§ MATERIAL FOR THIS TASK:
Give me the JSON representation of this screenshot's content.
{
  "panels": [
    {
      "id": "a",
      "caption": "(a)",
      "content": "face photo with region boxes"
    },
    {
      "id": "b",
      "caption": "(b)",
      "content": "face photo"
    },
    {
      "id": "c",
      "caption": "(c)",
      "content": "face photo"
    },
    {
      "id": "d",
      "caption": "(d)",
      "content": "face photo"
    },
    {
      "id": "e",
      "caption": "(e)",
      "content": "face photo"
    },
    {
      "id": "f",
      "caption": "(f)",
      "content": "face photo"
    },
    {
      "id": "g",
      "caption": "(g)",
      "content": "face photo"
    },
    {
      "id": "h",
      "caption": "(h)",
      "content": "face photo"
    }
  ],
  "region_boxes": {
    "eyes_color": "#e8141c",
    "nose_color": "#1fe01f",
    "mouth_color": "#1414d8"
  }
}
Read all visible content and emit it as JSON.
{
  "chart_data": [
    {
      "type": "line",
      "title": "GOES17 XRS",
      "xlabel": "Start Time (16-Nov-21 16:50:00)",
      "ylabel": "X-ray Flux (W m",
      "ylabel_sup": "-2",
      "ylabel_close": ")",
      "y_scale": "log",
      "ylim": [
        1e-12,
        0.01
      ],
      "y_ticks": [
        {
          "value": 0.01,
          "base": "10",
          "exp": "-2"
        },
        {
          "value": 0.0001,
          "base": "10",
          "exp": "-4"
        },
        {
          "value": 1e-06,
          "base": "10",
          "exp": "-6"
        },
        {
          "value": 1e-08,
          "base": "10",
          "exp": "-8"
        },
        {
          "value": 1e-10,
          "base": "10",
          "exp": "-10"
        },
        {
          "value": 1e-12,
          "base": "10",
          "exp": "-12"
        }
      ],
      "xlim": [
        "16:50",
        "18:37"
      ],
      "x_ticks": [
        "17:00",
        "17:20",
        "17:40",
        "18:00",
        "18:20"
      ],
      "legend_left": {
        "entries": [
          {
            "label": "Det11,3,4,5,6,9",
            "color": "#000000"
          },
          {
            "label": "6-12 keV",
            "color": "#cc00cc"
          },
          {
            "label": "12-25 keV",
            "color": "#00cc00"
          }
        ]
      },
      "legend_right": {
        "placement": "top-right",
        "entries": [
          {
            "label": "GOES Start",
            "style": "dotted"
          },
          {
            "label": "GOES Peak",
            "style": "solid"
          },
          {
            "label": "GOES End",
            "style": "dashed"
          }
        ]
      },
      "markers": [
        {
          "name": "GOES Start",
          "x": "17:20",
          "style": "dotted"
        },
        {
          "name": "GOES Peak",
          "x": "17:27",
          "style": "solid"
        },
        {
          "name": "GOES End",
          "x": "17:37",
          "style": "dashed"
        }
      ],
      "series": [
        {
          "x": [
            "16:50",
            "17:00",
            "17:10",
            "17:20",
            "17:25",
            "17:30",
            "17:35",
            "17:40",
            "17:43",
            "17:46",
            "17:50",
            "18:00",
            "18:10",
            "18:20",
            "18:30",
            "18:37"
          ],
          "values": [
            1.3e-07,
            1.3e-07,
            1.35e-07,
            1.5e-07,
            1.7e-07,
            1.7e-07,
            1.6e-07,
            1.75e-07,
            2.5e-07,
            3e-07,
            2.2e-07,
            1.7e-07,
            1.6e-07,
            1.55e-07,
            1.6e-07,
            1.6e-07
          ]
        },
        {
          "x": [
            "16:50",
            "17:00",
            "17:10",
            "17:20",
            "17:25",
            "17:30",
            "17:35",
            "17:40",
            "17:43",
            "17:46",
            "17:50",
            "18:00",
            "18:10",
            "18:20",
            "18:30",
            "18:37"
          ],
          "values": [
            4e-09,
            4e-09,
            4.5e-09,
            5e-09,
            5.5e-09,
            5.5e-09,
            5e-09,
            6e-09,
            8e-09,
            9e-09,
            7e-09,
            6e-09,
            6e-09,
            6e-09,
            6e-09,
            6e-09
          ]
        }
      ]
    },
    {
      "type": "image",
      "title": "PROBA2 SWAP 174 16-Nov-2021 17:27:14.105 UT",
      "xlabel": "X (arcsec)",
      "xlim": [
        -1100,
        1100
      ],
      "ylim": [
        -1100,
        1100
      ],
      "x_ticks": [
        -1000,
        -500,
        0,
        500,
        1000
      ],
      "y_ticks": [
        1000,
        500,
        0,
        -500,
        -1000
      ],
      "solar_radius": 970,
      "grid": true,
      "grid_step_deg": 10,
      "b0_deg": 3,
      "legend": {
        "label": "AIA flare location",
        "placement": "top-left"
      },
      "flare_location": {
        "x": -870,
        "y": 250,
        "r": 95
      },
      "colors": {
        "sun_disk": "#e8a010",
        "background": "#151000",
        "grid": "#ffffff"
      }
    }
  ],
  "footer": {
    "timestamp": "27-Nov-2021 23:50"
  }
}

§ STATED GOAL:
Write the whole listing out again. Keep every line exactly as it is.

§ ANSWER BELOW:
Give me the JSON representation of this screenshot's content.
{
  "panels": [
    {
      "id": "a",
      "caption": "(a)",
      "content": "face photo with region boxes"
    },
    {
      "id": "b",
      "caption": "(b)",
      "content": "face photo"
    },
    {
      "id": "c",
      "caption": "(c)",
      "content": "face photo"
    },
    {
      "id": "d",
      "caption": "(d)",
      "content": "face photo"
    },
    {
      "id": "e",
      "caption": "(e)",
      "content": "face photo"
    },
    {
      "id": "f",
      "caption": "(f)",
      "content": "face photo"
    },
    {
      "id": "g",
      "caption": "(g)",
      "content": "face photo"
    },
    {
      "id": "h",
      "caption": "(h)",
      "content": "face photo"
    }
  ],
  "region_boxes": {
    "eyes_color": "#e8141c",
    "nose_color": "#1fe01f",
    "mouth_color": "#1414d8"
  }
}
Read all visible content and emit it as JSON.
{
  "chart_data": [
    {
      "type": "line",
      "title": "GOES17 XRS",
      "xlabel": "Start Time (16-Nov-21 16:50:00)",
      "ylabel": "X-ray Flux (W m",
      "ylabel_sup": "-2",
      "ylabel_close": ")",
      "y_scale": "log",
      "ylim": [
        1e-12,
        0.01
      ],
      "y_ticks": [
        {
          "value": 0.01,
          "base": "10",
          "exp": "-2"
        },
        {
          "value": 0.0001,
          "base": "10",
          "exp": "-4"
        },
        {
          "value": 1e-06,
          "base": "10",
          "exp": "-6"
        },
        {
          "value": 1e-08,
          "base": "10",
          "exp": "-8"
        },
        {
          "value": 1e-10,
          "base": "10",
          "exp": "-10"
        },
        {
          "value": 1e-12,
          "base": "10",
          "exp": "-12"
        }
      ],
      "xlim": [
        "16:50",
        "18:37"
      ],
      "x_ticks": [
        "17:00",
        "17:20",
        "17:40",
        "18:00",
        "18:20"
      ],
      "legend_left": {
        "entries": [
          {
            "label": "Det11,3,4,5,6,9",
            "color": "#000000"
          },
          {
            "label": "6-12 keV",
            "color": "#cc00cc"
          },
          {
            "label": "12-25 keV",
            "color": "#00cc00"
          }
        ]
      },
      "legend_right": {
        "placement": "top-right",
        "entries": [
          {
            "label": "GOES Start",
            "style": "dotted"
          },
          {
            "label": "GOES Peak",
            "style": "solid"
          },
          {
            "label": "GOES End",
            "style": "dashed"
          }
        ]
      },
      "markers": [
        {
          "name": "GOES Start",
          "x": "17:20",
          "style": "dotted"
        },
        {
          "name": "GOES Peak",
          "x": "17:27",
          "style": "solid"
        },
        {
          "name": "GOES End",
          "x": "17:37",
          "style": "dashed"
        }
      ],
      "series": [
        {
          "x": [
            "16:50",
            "17:00",
            "17:10",
            "17:20",
            "17:25",
            "17:30",
            "17:35",
            "17:40",
            "17:43",
            "17:46",
            "17:50",
            "18:00",
            "18:10",
            "18:20",
            "18:30",
            "18:37"
          ],
          "values": [
            1.3e-07,
            1.3e-07,
            1.35e-07,
            1.5e-07,
            1.7e-07,
            1.7e-07,
            1.6e-07,
            1.75e-07,
            2.5e-07,
            3e-07,
            2.2e-07,
            1.7e-07,
            1.6e-07,
            1.55e-07,
            1.6e-07,
            1.6e-07
          ]
        },
        {
          "x": [
            "16:50",
            "17:00",
            "17:10",
            "17:20",
            "17:25",
            "17:30",
            "17:35",
            "17:40",
            "17:43",
            "17:46",
            "17:50",
            "18:00",
            "18:10",
            "18:20",
            "18:30",
            "18:37"
          ],
          "values": [
            4e-09,
            4e-09,
            4.5e-09,
            5e-09,
            5.5e-09,
            5.5e-09,
            5e-09,
            6e-09,
            8e-09,
            9e-09,
            7e-09,
            6e-09,
            6e-09,
            6e-09,
            6e-09,
            6e-09
          ]
        }
      ]
    },
    {
      "type": "image",
      "title": "PROBA2 SWAP 174 16-Nov-2021 17:27:14.105 UT",
      "xlabel": "X (arcsec)",
      "xlim": [
        -1100,
        1100
      ],
      "ylim": [
        -1100,
        1100
      ],
      "x_ticks": [
        -1000,
        -500,
        0,
        500,
        1000
      ],
      "y_ticks": [
        1000,
        500,
        0,
        -500,
        -1000
      ],
      "solar_radius": 970,
      "grid": true,
      "grid_step_deg": 10,
      "b0_deg": 3,
      "legend": {
        "label": "AIA flare location",
        "placement": "top-left"
      },
      "flare_location": {
        "x": -870,
        "y": 250,
        "r": 95
      },
      "colors": {
        "sun_disk": "#e8a010",
        "background": "#151000",
        "grid": "#ffffff"
      }
    }
  ],
  "footer": {
    "timestamp": "27-Nov-2021 23:50"
  }
}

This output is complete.